Everything in the records is to be written out exactly, except the pictures.

····················

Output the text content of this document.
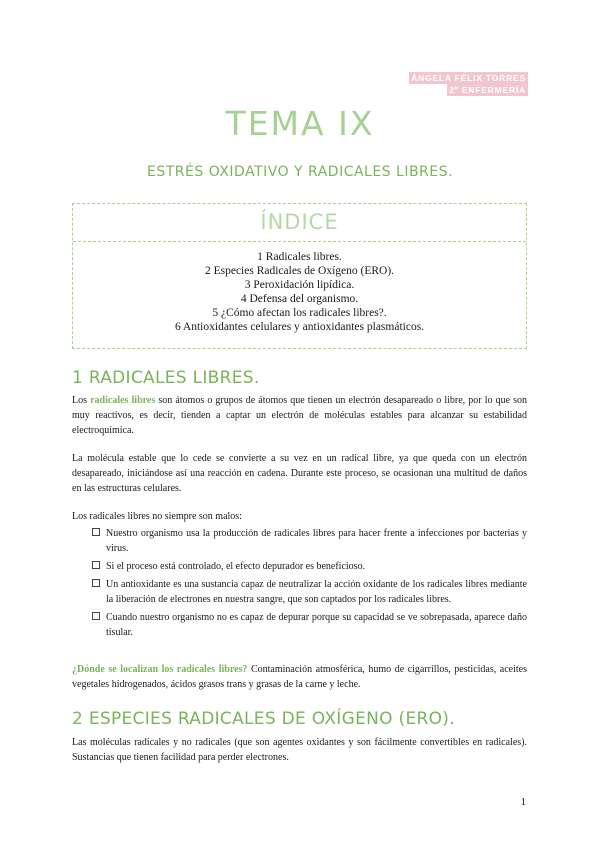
ÁNGELA FÉLIX TORRES
2º ENFERMERÍA
TEMA IX
ESTRÉS OXIDATIVO Y RADICALES LIBRES.
ÍNDICE
1 Radicales libres.
2 Especies Radicales de Oxígeno (ERO).
3 Peroxidación lipídica.
4 Defensa del organismo.
5 ¿Cómo afectan los radicales libres?.
6 Antioxidantes celulares y antioxidantes plasmáticos.
1 RADICALES LIBRES.
Los radicales libres son átomos o grupos de átomos que tienen un electrón desapareado o libre, por lo que son muy reactivos, es decir, tienden a captar un electrón de moléculas estables para alcanzar su estabilidad electroquímica.
La molécula estable que lo cede se convierte a su vez en un radical libre, ya que queda con un electrón desapareado, iniciándose así una reacción en cadena. Durante este proceso, se ocasionan una multitud de daños en las estructuras celulares.
Los radicales libres no siempre son malos:
Nuestro organismo usa la producción de radicales libres para hacer frente a infecciones por bacterias y virus.
Si el proceso está controlado, el efecto depurador es beneficioso.
Un antioxidante es una sustancia capaz de neutralizar la acción oxidante de los radicales libres mediante la liberación de electrones en nuestra sangre, que son captados por los radicales libres.
Cuando nuestro organismo no es capaz de depurar porque su capacidad se ve sobrepasada, aparece daño tisular.
¿Dónde se localizan los radicales libres? Contaminación atmosférica, humo de cigarrillos, pesticidas, aceites vegetales hidrogenados, ácidos grasos trans y grasas de la carne y leche.
2 ESPECIES RADICALES DE OXÍGENO (ERO).
Las moléculas radicales y no radicales (que son agentes oxidantes y son fácilmente convertibles en radicales). Sustancias que tienen facilidad para perder electrones.
1
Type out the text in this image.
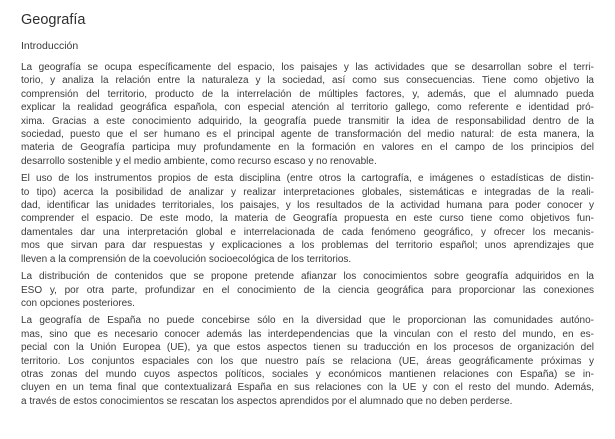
Geografía
Introducción
La geografía se ocupa específicamente del espacio, los paisajes y las actividades que se desarrollan sobre el terri-
torio, y analiza la relación entre la naturaleza y la sociedad, así como sus consecuencias. Tiene como objetivo la
comprensión del territorio, producto de la interrelación de múltiples factores, y, además, que el alumnado pueda
explicar la realidad geográfica española, con especial atención al territorio gallego, como referente e identidad pró-
xima. Gracias a este conocimiento adquirido, la geografía puede transmitir la idea de responsabilidad dentro de la
sociedad, puesto que el ser humano es el principal agente de transformación del medio natural: de esta manera, la
materia de Geografía participa muy profundamente en la formación en valores en el campo de los principios del
desarrollo sostenible y el medio ambiente, como recurso escaso y no renovable.
El uso de los instrumentos propios de esta disciplina (entre otros la cartografía, e imágenes o estadísticas de distin-
to tipo) acerca la posibilidad de analizar y realizar interpretaciones globales, sistemáticas e integradas de la reali-
dad, identificar las unidades territoriales, los paisajes, y los resultados de la actividad humana para poder conocer y
comprender el espacio. De este modo, la materia de Geografía propuesta en este curso tiene como objetivos fun-
damentales dar una interpretación global e interrelacionada de cada fenómeno geográfico, y ofrecer los mecanis-
mos que sirvan para dar respuestas y explicaciones a los problemas del territorio español; unos aprendizajes que
lleven a la comprensión de la coevolución socioecológica de los territorios.
La distribución de contenidos que se propone pretende afianzar los conocimientos sobre geografía adquiridos en la
ESO y, por otra parte, profundizar en el conocimiento de la ciencia geográfica para proporcionar las conexiones
con opciones posteriores.
La geografía de España no puede concebirse sólo en la diversidad que le proporcionan las comunidades autóno-
mas, sino que es necesario conocer además las interdependencias que la vinculan con el resto del mundo, en es-
pecial con la Unión Europea (UE), ya que estos aspectos tienen su traducción en los procesos de organización del
territorio. Los conjuntos espaciales con los que nuestro país se relaciona (UE, áreas geográficamente próximas y
otras zonas del mundo cuyos aspectos políticos, sociales y económicos mantienen relaciones con España) se in-
cluyen en un tema final que contextualizará España en sus relaciones con la UE y con el resto del mundo. Además,
a través de estos conocimientos se rescatan los aspectos aprendidos por el alumnado que no deben perderse.
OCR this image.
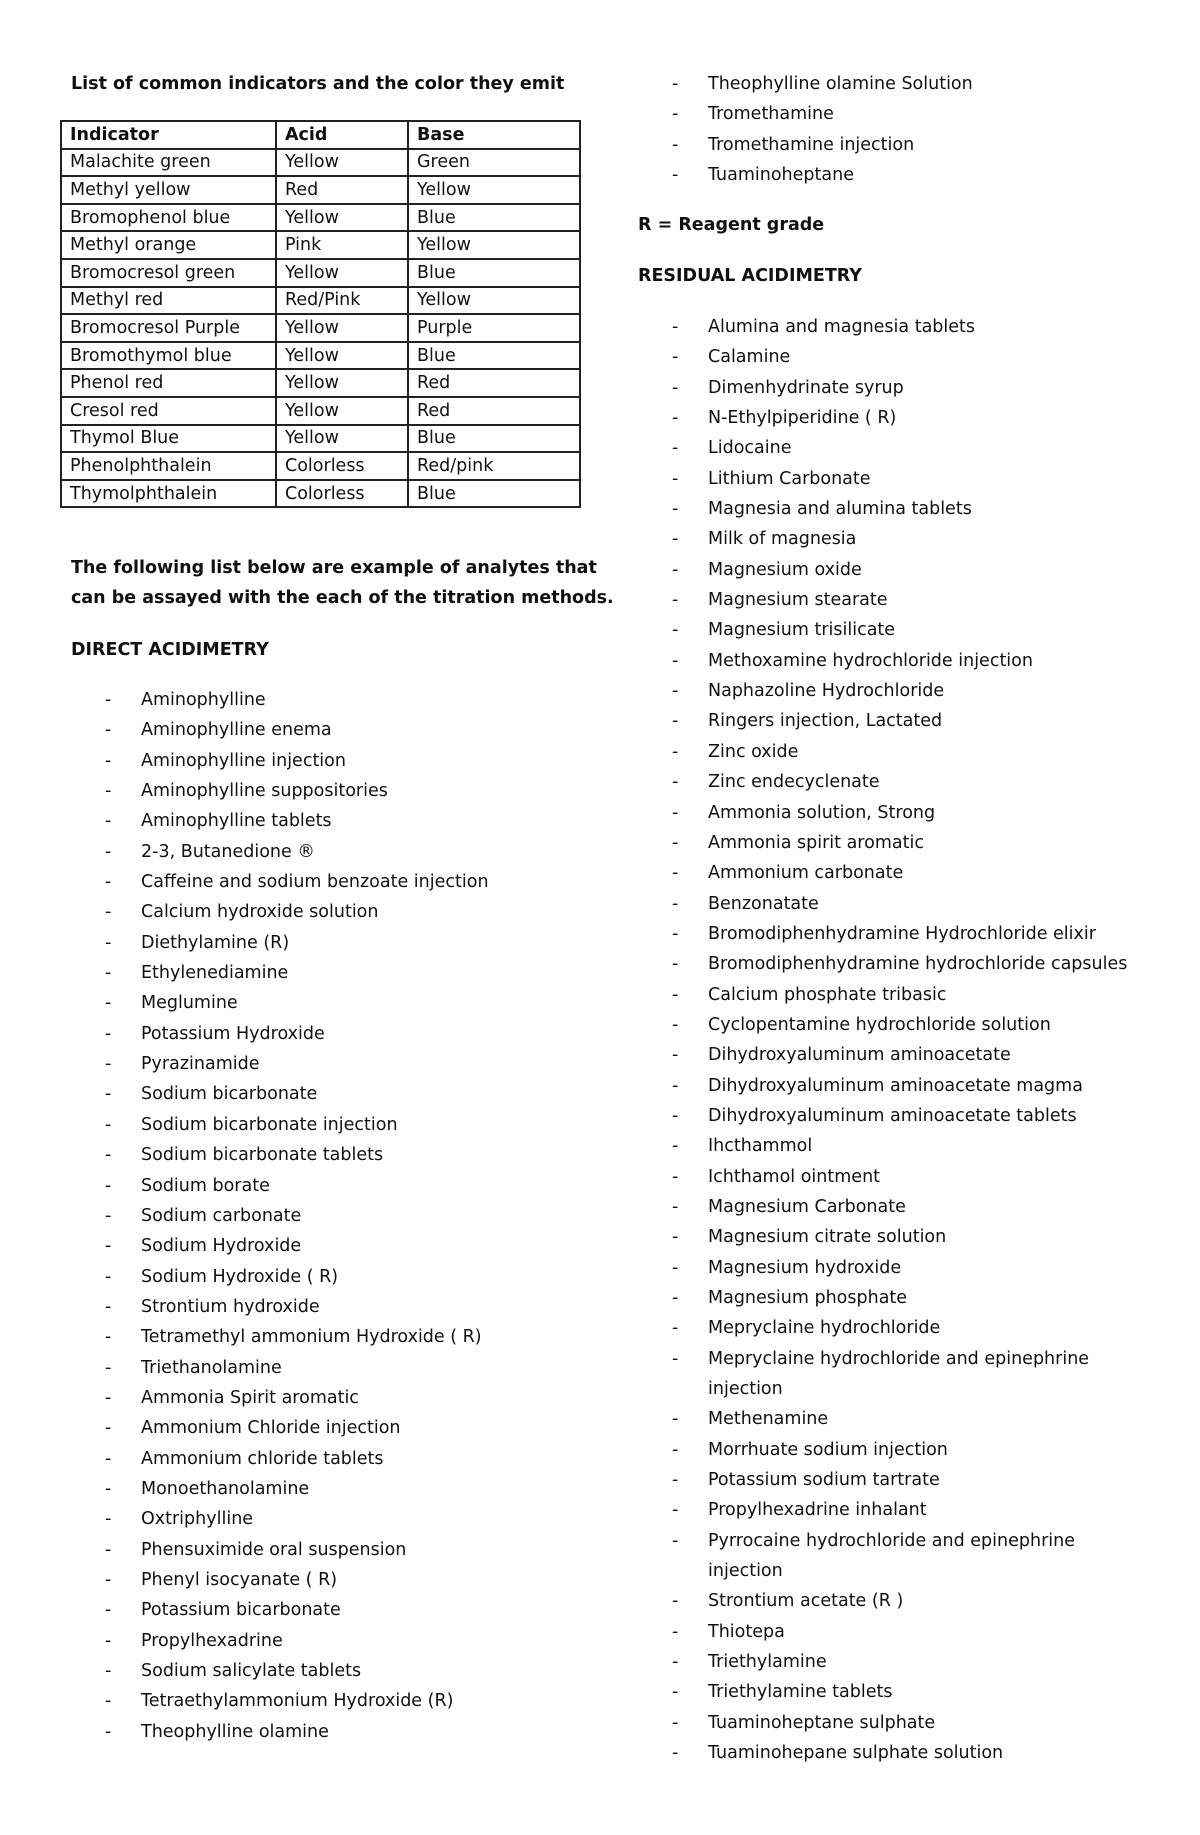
List of common indicators and the color they emit

Indicator	Acid	Base
Malachite green	Yellow	Green
Methyl yellow	Red	Yellow
Bromophenol blue	Yellow	Blue
Methyl orange	Pink	Yellow
Bromocresol green	Yellow	Blue
Methyl red	Red/Pink	Yellow
Bromocresol Purple	Yellow	Purple
Bromothymol blue	Yellow	Blue
Phenol red	Yellow	Red
Cresol red	Yellow	Red
Thymol Blue	Yellow	Blue
Phenolphthalein	Colorless	Red/pink
Thymolphthalein	Colorless	Blue

The following list below are example of analytes that

can be assayed with the each of the titration methods.

DIRECT ACIDIMETRY

- Aminophylline
- Aminophylline enema
- Aminophylline injection
- Aminophylline suppositories
- Aminophylline tablets
- 2-3, Butanedione ®
- Caffeine and sodium benzoate injection
- Calcium hydroxide solution
- Diethylamine (R)
- Ethylenediamine
- Meglumine
- Potassium Hydroxide
- Pyrazinamide
- Sodium bicarbonate
- Sodium bicarbonate injection
- Sodium bicarbonate tablets
- Sodium borate
- Sodium carbonate
- Sodium Hydroxide
- Sodium Hydroxide ( R)
- Strontium hydroxide
- Tetramethyl ammonium Hydroxide ( R)
- Triethanolamine
- Ammonia Spirit aromatic
- Ammonium Chloride injection
- Ammonium chloride tablets
- Monoethanolamine
- Oxtriphylline
- Phensuximide oral suspension
- Phenyl isocyanate ( R)
- Potassium bicarbonate
- Propylhexadrine
- Sodium salicylate tablets
- Tetraethylammonium Hydroxide (R)
- Theophylline olamine
- Theophylline olamine Solution
- Tromethamine
- Tromethamine injection
- Tuaminoheptane

R = Reagent grade

RESIDUAL ACIDIMETRY

- Alumina and magnesia tablets
- Calamine
- Dimenhydrinate syrup
- N-Ethylpiperidine ( R)
- Lidocaine
- Lithium Carbonate
- Magnesia and alumina tablets
- Milk of magnesia
- Magnesium oxide
- Magnesium stearate
- Magnesium trisilicate
- Methoxamine hydrochloride injection
- Naphazoline Hydrochloride
- Ringers injection, Lactated
- Zinc oxide
- Zinc endecyclenate
- Ammonia solution, Strong
- Ammonia spirit aromatic
- Ammonium carbonate
- Benzonatate
- Bromodiphenhydramine Hydrochloride elixir
- Bromodiphenhydramine hydrochloride capsules
- Calcium phosphate tribasic
- Cyclopentamine hydrochloride solution
- Dihydroxyaluminum aminoacetate
- Dihydroxyaluminum aminoacetate magma
- Dihydroxyaluminum aminoacetate tablets
- Ihcthammol
- Ichthamol ointment
- Magnesium Carbonate
- Magnesium citrate solution
- Magnesium hydroxide
- Magnesium phosphate
- Mepryclaine hydrochloride
- Mepryclaine hydrochloride and epinephrine injection
- Methenamine
- Morrhuate sodium injection
- Potassium sodium tartrate
- Propylhexadrine inhalant
- Pyrrocaine hydrochloride and epinephrine injection
- Strontium acetate (R )
- Thiotepa
- Triethylamine
- Triethylamine tablets
- Tuaminoheptane sulphate
- Tuaminohepane sulphate solution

····················

◆ **Output of the exercise**:
Output the text content of this document.
ÁNGELA FÉLIX TORRES
2º ENFERMERÍA
TEMA IX
ESTRÉS OXIDATIVO Y RADICALES LIBRES.
ÍNDICE
1 Radicales libres.
2 Especies Radicales de Oxígeno (ERO).
3 Peroxidación lipídica.
4 Defensa del organismo.
5 ¿Cómo afectan los radicales libres?.
6 Antioxidantes celulares y antioxidantes plasmáticos.
1 RADICALES LIBRES.
Los radicales libres son átomos o grupos de átomos que tienen un electrón desapareado o libre, por lo que son muy reactivos, es decir, tienden a captar un electrón de moléculas estables para alcanzar su estabilidad electroquímica.
La molécula estable que lo cede se convierte a su vez en un radical libre, ya que queda con un electrón desapareado, iniciándose así una reacción en cadena. Durante este proceso, se ocasionan una multitud de daños en las estructuras celulares.
Los radicales libres no siempre son malos:
Nuestro organismo usa la producción de radicales libres para hacer frente a infecciones por bacterias y virus.
Si el proceso está controlado, el efecto depurador es beneficioso.
Un antioxidante es una sustancia capaz de neutralizar la acción oxidante de los radicales libres mediante la liberación de electrones en nuestra sangre, que son captados por los radicales libres.
Cuando nuestro organismo no es capaz de depurar porque su capacidad se ve sobrepasada, aparece daño tisular.
¿Dónde se localizan los radicales libres? Contaminación atmosférica, humo de cigarrillos, pesticidas, aceites vegetales hidrogenados, ácidos grasos trans y grasas de la carne y leche.
2 ESPECIES RADICALES DE OXÍGENO (ERO).
Las moléculas radicales y no radicales (que son agentes oxidantes y son fácilmente convertibles en radicales). Sustancias que tienen facilidad para perder electrones.
1
Type out the text in this image.
Geografía
Introducción
La geografía se ocupa específicamente del espacio, los paisajes y las actividades que se desarrollan sobre el terri-
torio, y analiza la relación entre la naturaleza y la sociedad, así como sus consecuencias. Tiene como objetivo la
comprensión del territorio, producto de la interrelación de múltiples factores, y, además, que el alumnado pueda
explicar la realidad geográfica española, con especial atención al territorio gallego, como referente e identidad pró-
xima. Gracias a este conocimiento adquirido, la geografía puede transmitir la idea de responsabilidad dentro de la
sociedad, puesto que el ser humano es el principal agente de transformación del medio natural: de esta manera, la
materia de Geografía participa muy profundamente en la formación en valores en el campo de los principios del
desarrollo sostenible y el medio ambiente, como recurso escaso y no renovable.
El uso de los instrumentos propios de esta disciplina (entre otros la cartografía, e imágenes o estadísticas de distin-
to tipo) acerca la posibilidad de analizar y realizar interpretaciones globales, sistemáticas e integradas de la reali-
dad, identificar las unidades territoriales, los paisajes, y los resultados de la actividad humana para poder conocer y
comprender el espacio. De este modo, la materia de Geografía propuesta en este curso tiene como objetivos fun-
damentales dar una interpretación global e interrelacionada de cada fenómeno geográfico, y ofrecer los mecanis-
mos que sirvan para dar respuestas y explicaciones a los problemas del territorio español; unos aprendizajes que
lleven a la comprensión de la coevolución socioecológica de los territorios.
La distribución de contenidos que se propone pretende afianzar los conocimientos sobre geografía adquiridos en la
ESO y, por otra parte, profundizar en el conocimiento de la ciencia geográfica para proporcionar las conexiones
con opciones posteriores.
La geografía de España no puede concebirse sólo en la diversidad que le proporcionan las comunidades autóno-
mas, sino que es necesario conocer además las interdependencias que la vinculan con el resto del mundo, en es-
pecial con la Unión Europea (UE), ya que estos aspectos tienen su traducción en los procesos de organización del
territorio. Los conjuntos espaciales con los que nuestro país se relaciona (UE, áreas geográficamente próximas y
otras zonas del mundo cuyos aspectos políticos, sociales y económicos mantienen relaciones con España) se in-
cluyen en un tema final que contextualizará España en sus relaciones con la UE y con el resto del mundo. Además,
a través de estos conocimientos se rescatan los aspectos aprendidos por el alumnado que no deben perderse.
OCR this image.
List of common indicators and the color they emit

Indicator	Acid	Base
Malachite green	Yellow	Green
Methyl yellow	Red	Yellow
Bromophenol blue	Yellow	Blue
Methyl orange	Pink	Yellow
Bromocresol green	Yellow	Blue
Methyl red	Red/Pink	Yellow
Bromocresol Purple	Yellow	Purple
Bromothymol blue	Yellow	Blue
Phenol red	Yellow	Red
Cresol red	Yellow	Red
Thymol Blue	Yellow	Blue
Phenolphthalein	Colorless	Red/pink
Thymolphthalein	Colorless	Blue

The following list below are example of analytes that

can be assayed with the each of the titration methods.

DIRECT ACIDIMETRY

- Aminophylline
- Aminophylline enema
- Aminophylline injection
- Aminophylline suppositories
- Aminophylline tablets
- 2-3, Butanedione ®
- Caffeine and sodium benzoate injection
- Calcium hydroxide solution
- Diethylamine (R)
- Ethylenediamine
- Meglumine
- Potassium Hydroxide
- Pyrazinamide
- Sodium bicarbonate
- Sodium bicarbonate injection
- Sodium bicarbonate tablets
- Sodium borate
- Sodium carbonate
- Sodium Hydroxide
- Sodium Hydroxide ( R)
- Strontium hydroxide
- Tetramethyl ammonium Hydroxide ( R)
- Triethanolamine
- Ammonia Spirit aromatic
- Ammonium Chloride injection
- Ammonium chloride tablets
- Monoethanolamine
- Oxtriphylline
- Phensuximide oral suspension
- Phenyl isocyanate ( R)
- Potassium bicarbonate
- Propylhexadrine
- Sodium salicylate tablets
- Tetraethylammonium Hydroxide (R)
- Theophylline olamine
- Theophylline olamine Solution
- Tromethamine
- Tromethamine injection
- Tuaminoheptane

R = Reagent grade

RESIDUAL ACIDIMETRY

- Alumina and magnesia tablets
- Calamine
- Dimenhydrinate syrup
- N-Ethylpiperidine ( R)
- Lidocaine
- Lithium Carbonate
- Magnesia and alumina tablets
- Milk of magnesia
- Magnesium oxide
- Magnesium stearate
- Magnesium trisilicate
- Methoxamine hydrochloride injection
- Naphazoline Hydrochloride
- Ringers injection, Lactated
- Zinc oxide
- Zinc endecyclenate
- Ammonia solution, Strong
- Ammonia spirit aromatic
- Ammonium carbonate
- Benzonatate
- Bromodiphenhydramine Hydrochloride elixir
- Bromodiphenhydramine hydrochloride capsules
- Calcium phosphate tribasic
- Cyclopentamine hydrochloride solution
- Dihydroxyaluminum aminoacetate
- Dihydroxyaluminum aminoacetate magma
- Dihydroxyaluminum aminoacetate tablets
- Ihcthammol
- Ichthamol ointment
- Magnesium Carbonate
- Magnesium citrate solution
- Magnesium hydroxide
- Magnesium phosphate
- Mepryclaine hydrochloride
- Mepryclaine hydrochloride and epinephrine injection
- Methenamine
- Morrhuate sodium injection
- Potassium sodium tartrate
- Propylhexadrine inhalant
- Pyrrocaine hydrochloride and epinephrine injection
- Strontium acetate (R )
- Thiotepa
- Triethylamine
- Triethylamine tablets
- Tuaminoheptane sulphate
- Tuaminohepane sulphate solution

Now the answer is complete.